## [Задания]
- a) Ответьте по отрывку о писательском труде:
(i) Какое произведение там названо единственной автобиографичной вещью?
(ii) Какой литературный жанр назван самым недооцененным и неизведанным?
(iii) Сколько процентов оригинального текста получалось записать после полутора лет практики?
- b) Допишите следующую часть отрывка о писательском труде, начиная после его последнего предложения.
──────── Отрывок текста
Одно время я использовал блокноты для сюжетных набросков. Но я понял, что это умерщвляет идею в моем воображении. Если образ достаточно хорош, если он действительно твой, то ты его не забудешь — он будет тебя преследовать, пока ты его не запишешь.
«Голоса травы» — единственная автобиографичная вещь из всех, что я написал, и, разумеется, все подумали, что она вымышленная.
После выхода произведения в свет я хочу слышать только похвалу.
Никогда не опускайтесь до дискуссии с критиком. Пишите письма его редактору в воображении, но не на бумаге.
Я никогда не пишу, просто физически неспособен писать тексты, за которые мне могут не заплатить.
Журналистика — самый недооцененный и неизведанный литературный жанр.
Двенадцать лет назад я начал учиться записывать интервью без диктофона. Друг читал мне отрывки из книги — а я позже записывал их и сравнивал с оригиналом. После полутора лет практики у меня получалось записать 95% оригинального текста.
────────────────
──────── Записанные данные
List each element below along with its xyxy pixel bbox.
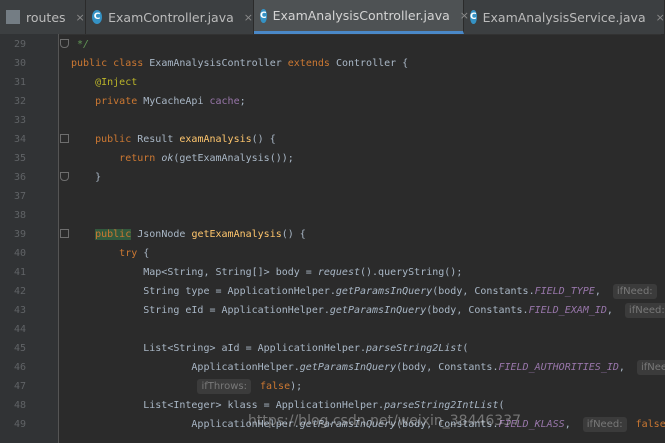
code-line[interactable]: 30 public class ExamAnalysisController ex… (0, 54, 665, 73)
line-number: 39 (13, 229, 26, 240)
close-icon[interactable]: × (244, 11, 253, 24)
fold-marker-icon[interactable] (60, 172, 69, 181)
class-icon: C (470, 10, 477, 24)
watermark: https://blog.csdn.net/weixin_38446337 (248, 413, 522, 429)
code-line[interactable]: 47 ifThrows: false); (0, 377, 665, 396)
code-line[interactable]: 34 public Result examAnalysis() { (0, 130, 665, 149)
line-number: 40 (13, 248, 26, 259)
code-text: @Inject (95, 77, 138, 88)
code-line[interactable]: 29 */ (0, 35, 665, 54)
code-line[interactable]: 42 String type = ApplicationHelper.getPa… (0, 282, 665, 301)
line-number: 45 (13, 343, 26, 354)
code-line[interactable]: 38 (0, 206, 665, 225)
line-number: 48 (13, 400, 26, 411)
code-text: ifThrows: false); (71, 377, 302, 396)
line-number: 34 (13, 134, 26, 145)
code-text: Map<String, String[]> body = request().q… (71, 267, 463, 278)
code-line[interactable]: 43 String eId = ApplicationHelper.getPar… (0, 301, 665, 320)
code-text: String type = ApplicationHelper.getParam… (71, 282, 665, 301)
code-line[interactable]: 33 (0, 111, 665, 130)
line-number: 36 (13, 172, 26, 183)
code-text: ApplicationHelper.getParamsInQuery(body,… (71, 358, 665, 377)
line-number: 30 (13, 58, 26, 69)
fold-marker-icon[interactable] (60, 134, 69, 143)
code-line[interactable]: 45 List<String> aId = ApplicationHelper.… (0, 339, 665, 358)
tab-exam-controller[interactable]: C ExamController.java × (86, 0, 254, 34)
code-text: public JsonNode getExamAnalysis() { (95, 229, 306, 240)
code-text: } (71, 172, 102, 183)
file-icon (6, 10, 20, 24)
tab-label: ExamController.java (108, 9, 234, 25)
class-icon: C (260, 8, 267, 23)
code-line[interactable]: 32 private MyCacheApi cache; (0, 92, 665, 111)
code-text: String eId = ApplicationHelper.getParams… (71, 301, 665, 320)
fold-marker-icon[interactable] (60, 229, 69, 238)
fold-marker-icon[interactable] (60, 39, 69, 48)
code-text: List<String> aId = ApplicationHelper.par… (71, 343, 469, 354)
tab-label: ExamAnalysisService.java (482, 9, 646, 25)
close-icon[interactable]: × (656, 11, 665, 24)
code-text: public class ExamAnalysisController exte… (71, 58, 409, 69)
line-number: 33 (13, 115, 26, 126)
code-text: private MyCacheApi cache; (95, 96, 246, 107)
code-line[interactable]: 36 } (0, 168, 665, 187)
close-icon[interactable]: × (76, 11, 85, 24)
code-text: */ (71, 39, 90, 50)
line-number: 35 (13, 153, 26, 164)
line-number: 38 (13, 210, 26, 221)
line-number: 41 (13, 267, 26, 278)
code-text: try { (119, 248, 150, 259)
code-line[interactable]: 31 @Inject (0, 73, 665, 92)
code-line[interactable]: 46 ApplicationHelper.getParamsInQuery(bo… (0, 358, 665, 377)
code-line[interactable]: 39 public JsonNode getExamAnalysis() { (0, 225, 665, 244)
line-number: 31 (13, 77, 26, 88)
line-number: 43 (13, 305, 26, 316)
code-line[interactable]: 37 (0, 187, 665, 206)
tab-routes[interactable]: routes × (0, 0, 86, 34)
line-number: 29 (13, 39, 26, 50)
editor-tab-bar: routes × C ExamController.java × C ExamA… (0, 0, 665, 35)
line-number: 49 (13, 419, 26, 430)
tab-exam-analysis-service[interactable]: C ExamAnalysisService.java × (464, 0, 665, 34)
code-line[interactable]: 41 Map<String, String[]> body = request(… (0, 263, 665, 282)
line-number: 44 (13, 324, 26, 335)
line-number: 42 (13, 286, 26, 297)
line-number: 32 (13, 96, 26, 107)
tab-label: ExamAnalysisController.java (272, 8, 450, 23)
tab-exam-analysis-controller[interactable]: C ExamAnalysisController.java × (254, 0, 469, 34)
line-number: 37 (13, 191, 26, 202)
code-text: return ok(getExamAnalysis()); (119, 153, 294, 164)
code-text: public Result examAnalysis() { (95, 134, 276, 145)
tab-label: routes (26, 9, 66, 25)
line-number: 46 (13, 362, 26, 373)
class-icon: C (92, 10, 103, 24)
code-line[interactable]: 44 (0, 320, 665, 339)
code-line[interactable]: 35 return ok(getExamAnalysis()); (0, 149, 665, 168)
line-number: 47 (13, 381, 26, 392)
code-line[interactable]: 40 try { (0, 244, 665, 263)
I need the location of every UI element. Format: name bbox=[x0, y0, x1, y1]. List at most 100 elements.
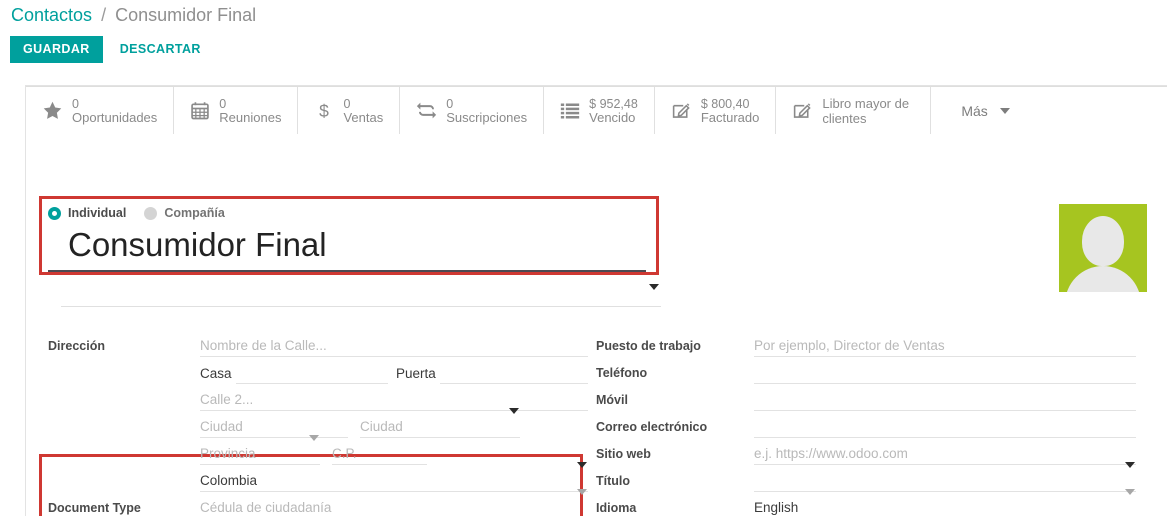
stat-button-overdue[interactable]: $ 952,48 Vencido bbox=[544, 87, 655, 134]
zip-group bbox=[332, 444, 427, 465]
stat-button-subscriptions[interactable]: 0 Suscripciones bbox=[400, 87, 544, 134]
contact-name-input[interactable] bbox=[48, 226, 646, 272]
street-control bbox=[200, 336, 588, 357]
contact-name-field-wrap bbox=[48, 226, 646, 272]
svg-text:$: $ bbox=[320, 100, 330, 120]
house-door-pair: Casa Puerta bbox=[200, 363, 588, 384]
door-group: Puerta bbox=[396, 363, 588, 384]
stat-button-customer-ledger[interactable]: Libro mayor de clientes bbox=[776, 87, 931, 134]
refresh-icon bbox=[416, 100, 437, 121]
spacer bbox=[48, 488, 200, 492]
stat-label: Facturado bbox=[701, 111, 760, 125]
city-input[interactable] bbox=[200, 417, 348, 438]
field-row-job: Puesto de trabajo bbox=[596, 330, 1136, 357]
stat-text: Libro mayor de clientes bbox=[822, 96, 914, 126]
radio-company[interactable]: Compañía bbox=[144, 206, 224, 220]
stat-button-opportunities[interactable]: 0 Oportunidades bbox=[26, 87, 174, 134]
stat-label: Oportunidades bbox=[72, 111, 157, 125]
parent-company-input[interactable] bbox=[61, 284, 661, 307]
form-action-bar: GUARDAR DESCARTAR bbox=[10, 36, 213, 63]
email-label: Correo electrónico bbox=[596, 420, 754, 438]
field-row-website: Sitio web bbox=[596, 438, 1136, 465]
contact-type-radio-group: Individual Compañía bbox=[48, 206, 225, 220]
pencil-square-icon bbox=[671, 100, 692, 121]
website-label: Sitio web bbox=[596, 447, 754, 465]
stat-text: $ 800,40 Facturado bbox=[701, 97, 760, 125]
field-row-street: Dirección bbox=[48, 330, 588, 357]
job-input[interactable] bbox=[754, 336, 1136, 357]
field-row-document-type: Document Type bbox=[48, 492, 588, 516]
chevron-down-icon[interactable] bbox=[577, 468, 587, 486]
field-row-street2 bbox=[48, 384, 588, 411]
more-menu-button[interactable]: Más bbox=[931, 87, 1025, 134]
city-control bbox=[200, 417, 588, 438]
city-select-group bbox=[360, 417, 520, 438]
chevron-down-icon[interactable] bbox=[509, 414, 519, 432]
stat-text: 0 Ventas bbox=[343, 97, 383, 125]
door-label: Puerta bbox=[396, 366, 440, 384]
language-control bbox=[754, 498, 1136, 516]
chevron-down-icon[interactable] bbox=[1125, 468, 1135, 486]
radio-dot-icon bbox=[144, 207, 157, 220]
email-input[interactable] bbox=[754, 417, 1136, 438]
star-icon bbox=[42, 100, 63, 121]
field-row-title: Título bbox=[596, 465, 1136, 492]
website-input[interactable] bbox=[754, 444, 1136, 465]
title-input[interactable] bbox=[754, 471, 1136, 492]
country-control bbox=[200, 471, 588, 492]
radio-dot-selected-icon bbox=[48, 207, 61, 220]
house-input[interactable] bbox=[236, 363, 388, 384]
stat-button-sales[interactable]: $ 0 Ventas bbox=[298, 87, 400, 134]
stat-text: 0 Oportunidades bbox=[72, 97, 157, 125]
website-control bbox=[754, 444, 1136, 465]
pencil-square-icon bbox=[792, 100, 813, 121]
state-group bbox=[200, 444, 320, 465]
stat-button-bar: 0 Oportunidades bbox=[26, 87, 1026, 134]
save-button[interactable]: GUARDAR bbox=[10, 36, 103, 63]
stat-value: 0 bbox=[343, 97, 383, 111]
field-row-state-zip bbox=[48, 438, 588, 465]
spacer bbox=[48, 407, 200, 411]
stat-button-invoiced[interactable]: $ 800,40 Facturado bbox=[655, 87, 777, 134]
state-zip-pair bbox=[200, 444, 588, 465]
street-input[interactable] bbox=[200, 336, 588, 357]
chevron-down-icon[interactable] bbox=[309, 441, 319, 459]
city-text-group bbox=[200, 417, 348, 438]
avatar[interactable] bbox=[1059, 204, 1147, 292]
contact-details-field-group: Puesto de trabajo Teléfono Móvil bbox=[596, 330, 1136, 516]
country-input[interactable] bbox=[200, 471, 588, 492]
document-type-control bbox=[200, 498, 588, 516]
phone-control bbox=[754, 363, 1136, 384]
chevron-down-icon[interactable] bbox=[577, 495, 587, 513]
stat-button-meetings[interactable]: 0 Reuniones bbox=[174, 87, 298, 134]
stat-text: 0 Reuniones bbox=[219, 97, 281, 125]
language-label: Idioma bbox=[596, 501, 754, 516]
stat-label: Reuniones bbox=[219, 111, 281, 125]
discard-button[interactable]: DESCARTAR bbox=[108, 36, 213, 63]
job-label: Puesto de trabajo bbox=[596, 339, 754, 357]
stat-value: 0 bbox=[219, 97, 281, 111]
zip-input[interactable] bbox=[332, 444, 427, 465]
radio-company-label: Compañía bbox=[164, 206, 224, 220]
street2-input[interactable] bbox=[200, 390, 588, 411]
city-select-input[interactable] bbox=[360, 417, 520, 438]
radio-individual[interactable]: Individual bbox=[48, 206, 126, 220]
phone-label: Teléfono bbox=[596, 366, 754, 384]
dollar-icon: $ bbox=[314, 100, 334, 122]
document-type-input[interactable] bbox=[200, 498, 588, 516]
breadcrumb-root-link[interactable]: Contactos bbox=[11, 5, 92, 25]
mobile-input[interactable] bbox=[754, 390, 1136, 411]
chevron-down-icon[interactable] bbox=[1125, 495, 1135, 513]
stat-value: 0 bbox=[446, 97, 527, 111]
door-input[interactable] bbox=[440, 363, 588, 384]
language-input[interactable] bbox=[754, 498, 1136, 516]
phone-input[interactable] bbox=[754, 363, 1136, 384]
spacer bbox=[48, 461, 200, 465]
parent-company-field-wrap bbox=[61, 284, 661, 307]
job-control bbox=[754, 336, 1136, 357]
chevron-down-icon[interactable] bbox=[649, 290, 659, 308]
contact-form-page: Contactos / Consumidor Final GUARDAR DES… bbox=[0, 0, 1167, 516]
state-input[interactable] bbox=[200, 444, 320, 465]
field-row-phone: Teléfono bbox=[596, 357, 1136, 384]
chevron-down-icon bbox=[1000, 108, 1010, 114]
────────────────
## [Ответы]
- a)
(i) «Голоса травы».
(ii) Журналистика.
(iii) 95%.

- b)
Люди не любят, когда их описывают в книгах. Я показал несколько кусков «Хладнокровного убийства» пяти его героям — и каждый из них ужасно хотел что-то поменять. Я внес только одну правку — это была какая-то глупость, но человек искренне верил в то, что вся его жизнь пойдет наперекосяк, если я этого не сделаю.
Рассказ мне видится самой сложной и требовательной прозаической формой, дошедшей до наших дней. Рассказ может погубить неверный ритм в предложении — особенно если ошибка ближе к концу — или неправильное деление на абзацы, даже знак препинания.
В литературе есть свои законы перспективы и светотени, как в живописи или в музыке. Если они вам понятны с рождения — отлично. Если нет, выучите их. После этого можете переделывать правила под себя.
Я стараюсь писать по пять часов в день, но я трачу два из них на ерунду. Я один из величайших точильщиков карандашей в мире.